• **PROBLEM DESCRIPTION**: Search the records for the string "ventilatory" and return each line that has it.

DATA PROVIDED below:

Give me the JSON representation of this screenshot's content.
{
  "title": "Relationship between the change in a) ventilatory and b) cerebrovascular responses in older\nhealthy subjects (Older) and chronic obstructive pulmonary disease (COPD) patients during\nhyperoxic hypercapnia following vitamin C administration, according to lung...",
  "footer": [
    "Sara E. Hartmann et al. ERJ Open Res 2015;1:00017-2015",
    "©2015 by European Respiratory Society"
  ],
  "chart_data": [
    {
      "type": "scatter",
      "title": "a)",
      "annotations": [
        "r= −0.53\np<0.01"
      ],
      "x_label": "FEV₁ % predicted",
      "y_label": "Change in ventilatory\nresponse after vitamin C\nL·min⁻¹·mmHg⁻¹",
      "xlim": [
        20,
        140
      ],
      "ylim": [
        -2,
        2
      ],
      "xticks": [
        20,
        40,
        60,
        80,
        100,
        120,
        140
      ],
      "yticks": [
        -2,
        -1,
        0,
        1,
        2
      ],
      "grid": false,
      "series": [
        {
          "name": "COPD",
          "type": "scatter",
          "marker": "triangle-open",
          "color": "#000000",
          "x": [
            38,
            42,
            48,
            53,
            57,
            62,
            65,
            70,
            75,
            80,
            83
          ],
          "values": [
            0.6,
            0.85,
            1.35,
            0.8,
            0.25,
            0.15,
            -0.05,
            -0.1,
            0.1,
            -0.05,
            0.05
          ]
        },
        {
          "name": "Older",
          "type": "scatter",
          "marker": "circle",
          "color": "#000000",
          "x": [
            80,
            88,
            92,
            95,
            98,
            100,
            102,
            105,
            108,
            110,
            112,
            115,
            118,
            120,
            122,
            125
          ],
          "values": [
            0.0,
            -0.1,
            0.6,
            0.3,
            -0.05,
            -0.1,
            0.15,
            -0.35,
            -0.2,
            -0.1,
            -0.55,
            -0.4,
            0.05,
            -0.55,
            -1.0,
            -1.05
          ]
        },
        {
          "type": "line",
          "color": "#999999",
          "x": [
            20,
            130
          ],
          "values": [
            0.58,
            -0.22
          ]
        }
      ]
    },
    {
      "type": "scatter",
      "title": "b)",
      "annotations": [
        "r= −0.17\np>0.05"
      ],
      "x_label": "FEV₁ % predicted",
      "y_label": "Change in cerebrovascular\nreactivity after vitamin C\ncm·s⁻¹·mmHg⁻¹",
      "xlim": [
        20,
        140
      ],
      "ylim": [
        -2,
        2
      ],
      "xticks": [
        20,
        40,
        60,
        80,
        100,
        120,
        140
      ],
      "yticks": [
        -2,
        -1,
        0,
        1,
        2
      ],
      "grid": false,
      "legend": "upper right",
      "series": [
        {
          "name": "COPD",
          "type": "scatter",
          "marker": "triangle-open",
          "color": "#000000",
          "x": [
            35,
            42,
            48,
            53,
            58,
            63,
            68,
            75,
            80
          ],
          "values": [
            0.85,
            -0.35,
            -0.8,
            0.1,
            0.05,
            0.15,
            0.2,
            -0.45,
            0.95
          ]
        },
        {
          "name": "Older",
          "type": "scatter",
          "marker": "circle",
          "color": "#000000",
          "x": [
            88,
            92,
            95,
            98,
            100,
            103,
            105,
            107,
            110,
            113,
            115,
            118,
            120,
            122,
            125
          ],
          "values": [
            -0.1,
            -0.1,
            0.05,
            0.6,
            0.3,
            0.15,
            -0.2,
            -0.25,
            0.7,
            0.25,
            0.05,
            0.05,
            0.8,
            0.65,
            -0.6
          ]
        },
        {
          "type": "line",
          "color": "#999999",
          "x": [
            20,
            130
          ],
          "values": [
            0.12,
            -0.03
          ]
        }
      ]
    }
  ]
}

End of DATA PROVIDED.

• **YOUR RESPONSE**:
  "title": "Relationship between the change in a) ventilatory and b) cerebrovascular responses in older\nhealthy subjects (Older) and chronic obstructive pulmonary disease (COPD) patients during\nhyperoxic hypercapnia following vitamin C administration, according to lung...",
      "y_label": "Change in ventilatory\nresponse after vitamin C\nL·min⁻¹·mmHg⁻¹",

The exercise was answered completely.